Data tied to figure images
++++++++++++++++++++

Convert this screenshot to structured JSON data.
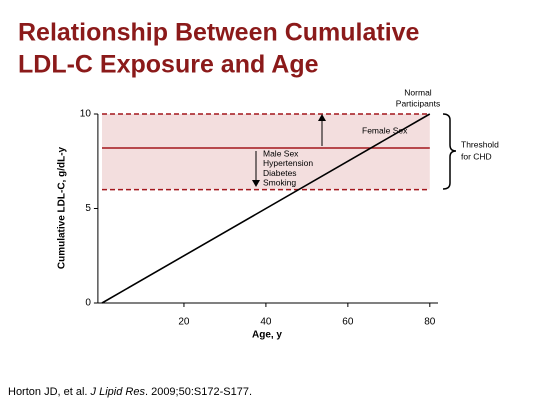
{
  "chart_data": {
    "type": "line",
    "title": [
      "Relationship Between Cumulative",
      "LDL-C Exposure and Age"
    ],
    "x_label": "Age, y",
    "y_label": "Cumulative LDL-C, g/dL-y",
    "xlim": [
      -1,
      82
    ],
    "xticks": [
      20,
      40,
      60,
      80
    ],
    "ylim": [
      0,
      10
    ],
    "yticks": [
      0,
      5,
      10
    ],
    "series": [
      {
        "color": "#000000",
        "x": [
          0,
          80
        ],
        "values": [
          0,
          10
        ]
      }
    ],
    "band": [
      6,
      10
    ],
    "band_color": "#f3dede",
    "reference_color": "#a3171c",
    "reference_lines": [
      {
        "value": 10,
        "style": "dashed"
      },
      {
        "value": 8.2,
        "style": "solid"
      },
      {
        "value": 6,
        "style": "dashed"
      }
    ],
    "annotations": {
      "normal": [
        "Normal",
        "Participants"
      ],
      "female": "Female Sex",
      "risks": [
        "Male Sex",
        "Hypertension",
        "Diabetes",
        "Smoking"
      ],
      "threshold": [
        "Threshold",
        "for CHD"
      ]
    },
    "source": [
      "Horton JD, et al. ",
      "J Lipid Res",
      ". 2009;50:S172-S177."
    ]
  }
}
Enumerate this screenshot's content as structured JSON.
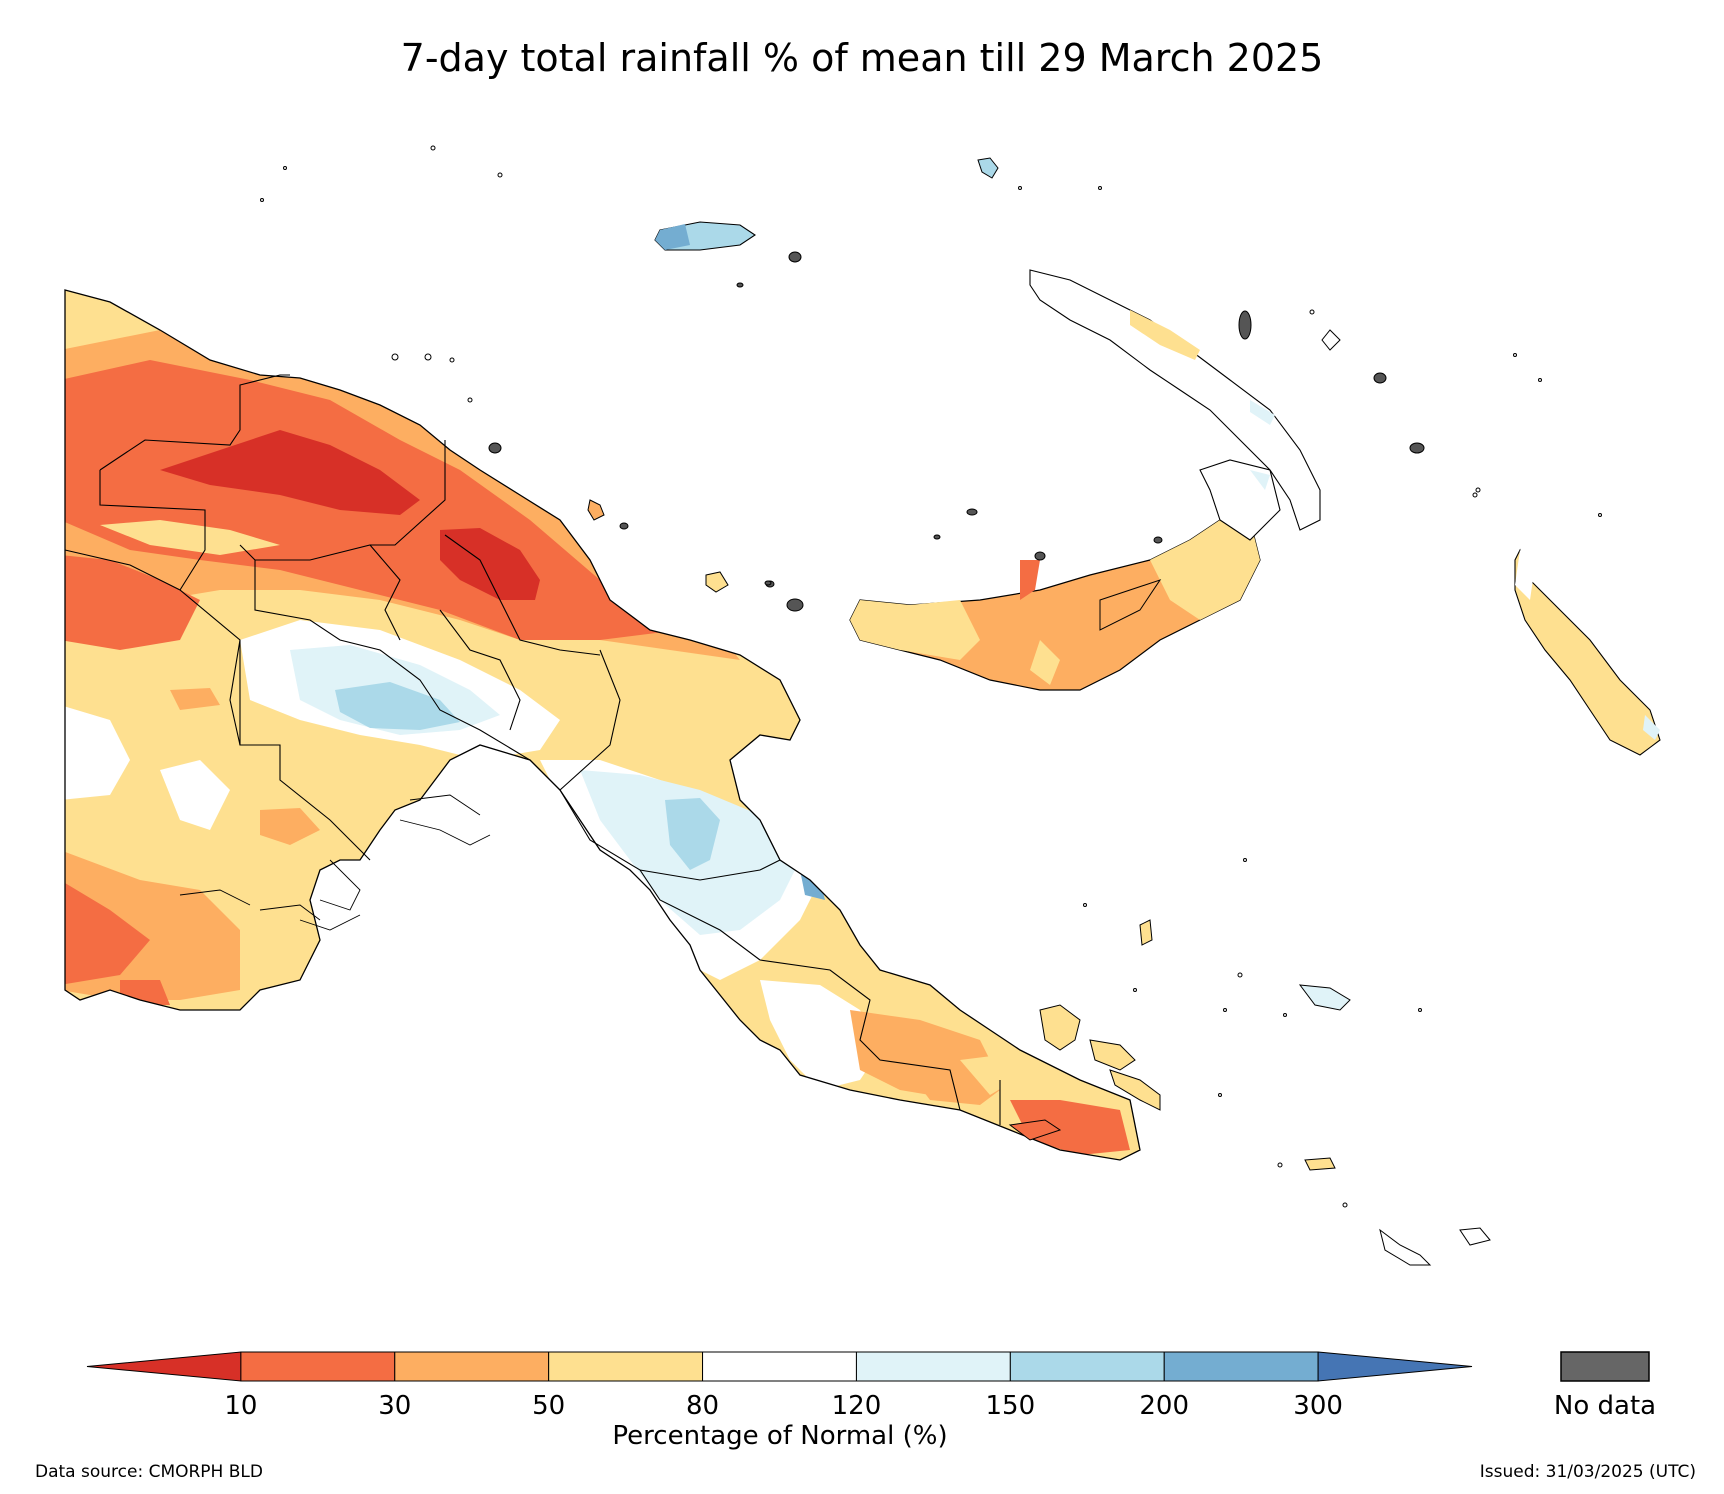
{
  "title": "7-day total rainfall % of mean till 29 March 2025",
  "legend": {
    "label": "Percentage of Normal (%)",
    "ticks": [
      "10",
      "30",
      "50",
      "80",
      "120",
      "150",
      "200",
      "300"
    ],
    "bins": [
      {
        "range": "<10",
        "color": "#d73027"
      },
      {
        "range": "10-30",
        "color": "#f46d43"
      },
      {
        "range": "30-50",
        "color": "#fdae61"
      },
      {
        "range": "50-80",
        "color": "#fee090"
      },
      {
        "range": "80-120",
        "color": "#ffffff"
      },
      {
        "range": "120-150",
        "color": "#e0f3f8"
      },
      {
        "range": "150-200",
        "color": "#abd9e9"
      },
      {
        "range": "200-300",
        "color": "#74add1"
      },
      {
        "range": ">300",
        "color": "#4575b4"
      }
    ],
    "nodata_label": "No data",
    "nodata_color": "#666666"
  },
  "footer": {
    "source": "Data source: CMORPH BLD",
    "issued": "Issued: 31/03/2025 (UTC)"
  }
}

++++++++++++++++++++

DO THIS:
Say how many lines hold the word "range", giving the number and nothing else.

FINAL RESULT:
9